◆ **Document section**:
Figure 1 - The CIDOC/CRM Class Hierarchy
In order to understand and evaluate the CIDOC CRM's ability to describe
multimedia resources, we apply it to the example in Section 2.3.
3.2 A CIDOC CRM Description of the Example
Example 2
Together with an analysis of the class and property hierarchies provided
by the CIDOC CRM, this exercise reveals that the CIDOC CRM's strengths
lie in its ability to describe:
- Identification information;
- Acquisition and ownership information;
- Physical movement, location and relocation information;
- Physical attributes and features - dimensions, marks, visual items,
material, sections, physical location etc.;
- Historical events - CIDOC CRM supports rich semantic descriptions
of concepts or events - both real world events, as well as the events
which occur in the life cycle of a resource, and those events which
are depicted in the visual information objects.
- However the CIDOC CRM is limited in its ability to describe digital
objects and particularly digital multimedia or audiovisual content.

◆ **Recorded data**:
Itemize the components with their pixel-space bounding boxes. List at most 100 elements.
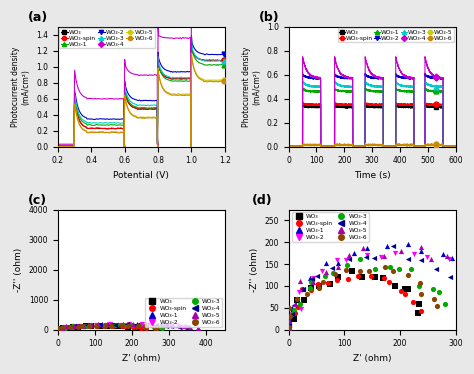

◆ **What this task involves**: Please summarize the CIDOC CRM excerpt in two sentences. The listing plays no part in this work.

◆ **Output for this task**: The CIDOC CRM is applied to an example to evaluate how well it can describe multimedia resources. Together with an analysis of its class and property hierarchies, this shows that its strengths lie in describing identification, acquisition and ownership, physical movement and location, physical attributes and features, and historical events, but that it is limited in describing digital objects, particularly digital multimedia or audiovisual content.